EXERCISE INSTRUCTIONS:
Omit the pictures, please, and give each record below again exactly.
---+---
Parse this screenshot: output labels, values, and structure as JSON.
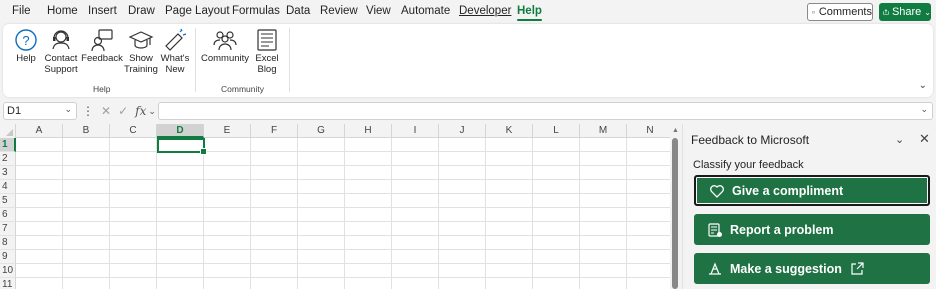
{
  "menu": {
    "tabs": [
      "File",
      "Home",
      "Insert",
      "Draw",
      "Page Layout",
      "Formulas",
      "Data",
      "Review",
      "View",
      "Automate",
      "Developer",
      "Help"
    ],
    "active": "Help",
    "comments_label": "Comments",
    "share_label": "Share"
  },
  "ribbon": {
    "help_group": {
      "label": "Help",
      "buttons": [
        {
          "line1": "Help",
          "line2": "",
          "icon": "help-icon"
        },
        {
          "line1": "Contact",
          "line2": "Support",
          "icon": "headset-icon"
        },
        {
          "line1": "Feedback",
          "line2": "",
          "icon": "feedback-icon"
        },
        {
          "line1": "Show",
          "line2": "Training",
          "icon": "mortarboard-icon"
        },
        {
          "line1": "What's",
          "line2": "New",
          "icon": "megaphone-icon"
        }
      ]
    },
    "community_group": {
      "label": "Community",
      "buttons": [
        {
          "line1": "Community",
          "line2": "",
          "icon": "people-icon"
        },
        {
          "line1": "Excel",
          "line2": "Blog",
          "icon": "news-icon"
        }
      ]
    }
  },
  "formula_bar": {
    "name_box": "D1",
    "fx": "fx",
    "formula": ""
  },
  "grid": {
    "columns": [
      "A",
      "B",
      "C",
      "D",
      "E",
      "F",
      "G",
      "H",
      "I",
      "J",
      "K",
      "L",
      "M",
      "N"
    ],
    "rows": [
      "1",
      "2",
      "3",
      "4",
      "5",
      "6",
      "7",
      "8",
      "9",
      "10",
      "11"
    ],
    "selected_column": "D",
    "selected_row": "1"
  },
  "feedback_pane": {
    "title": "Feedback to Microsoft",
    "subtitle": "Classify your feedback",
    "buttons": [
      {
        "label": "Give a compliment",
        "icon": "heart-icon"
      },
      {
        "label": "Report a problem",
        "icon": "report-icon"
      },
      {
        "label": "Make a suggestion",
        "icon": "lightbulb-icon"
      }
    ],
    "accent": "#1f7244"
  },
  "colors": {
    "brand": "#107c41"
  }
}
---+---
SOLUTION TO THE EXERCISE:
Parse this screenshot: output labels, values, and structure as JSON.
{
  "menu": {
    "tabs": [
      "File",
      "Home",
      "Insert",
      "Draw",
      "Page Layout",
      "Formulas",
      "Data",
      "Review",
      "View",
      "Automate",
      "Developer",
      "Help"
    ],
    "active": "Help",
    "comments_label": "Comments",
    "share_label": "Share"
  },
  "ribbon": {
    "help_group": {
      "label": "Help",
      "buttons": [
        {
          "line1": "Help",
          "line2": "",
          "icon": "help-icon"
        },
        {
          "line1": "Contact",
          "line2": "Support",
          "icon": "headset-icon"
        },
        {
          "line1": "Feedback",
          "line2": "",
          "icon": "feedback-icon"
        },
        {
          "line1": "Show",
          "line2": "Training",
          "icon": "mortarboard-icon"
        },
        {
          "line1": "What's",
          "line2": "New",
          "icon": "megaphone-icon"
        }
      ]
    },
    "community_group": {
      "label": "Community",
      "buttons": [
        {
          "line1": "Community",
          "line2": "",
          "icon": "people-icon"
        },
        {
          "line1": "Excel",
          "line2": "Blog",
          "icon": "news-icon"
        }
      ]
    }
  },
  "formula_bar": {
    "name_box": "D1",
    "fx": "fx",
    "formula": ""
  },
  "grid": {
    "columns": [
      "A",
      "B",
      "C",
      "D",
      "E",
      "F",
      "G",
      "H",
      "I",
      "J",
      "K",
      "L",
      "M",
      "N"
    ],
    "rows": [
      "1",
      "2",
      "3",
      "4",
      "5",
      "6",
      "7",
      "8",
      "9",
      "10",
      "11"
    ],
    "selected_column": "D",
    "selected_row": "1"
  },
  "feedback_pane": {
    "title": "Feedback to Microsoft",
    "subtitle": "Classify your feedback",
    "buttons": [
      {
        "label": "Give a compliment",
        "icon": "heart-icon"
      },
      {
        "label": "Report a problem",
        "icon": "report-icon"
      },
      {
        "label": "Make a suggestion",
        "icon": "lightbulb-icon"
      }
    ],
    "accent": "#1f7244"
  },
  "colors": {
    "brand": "#107c41"
  }
}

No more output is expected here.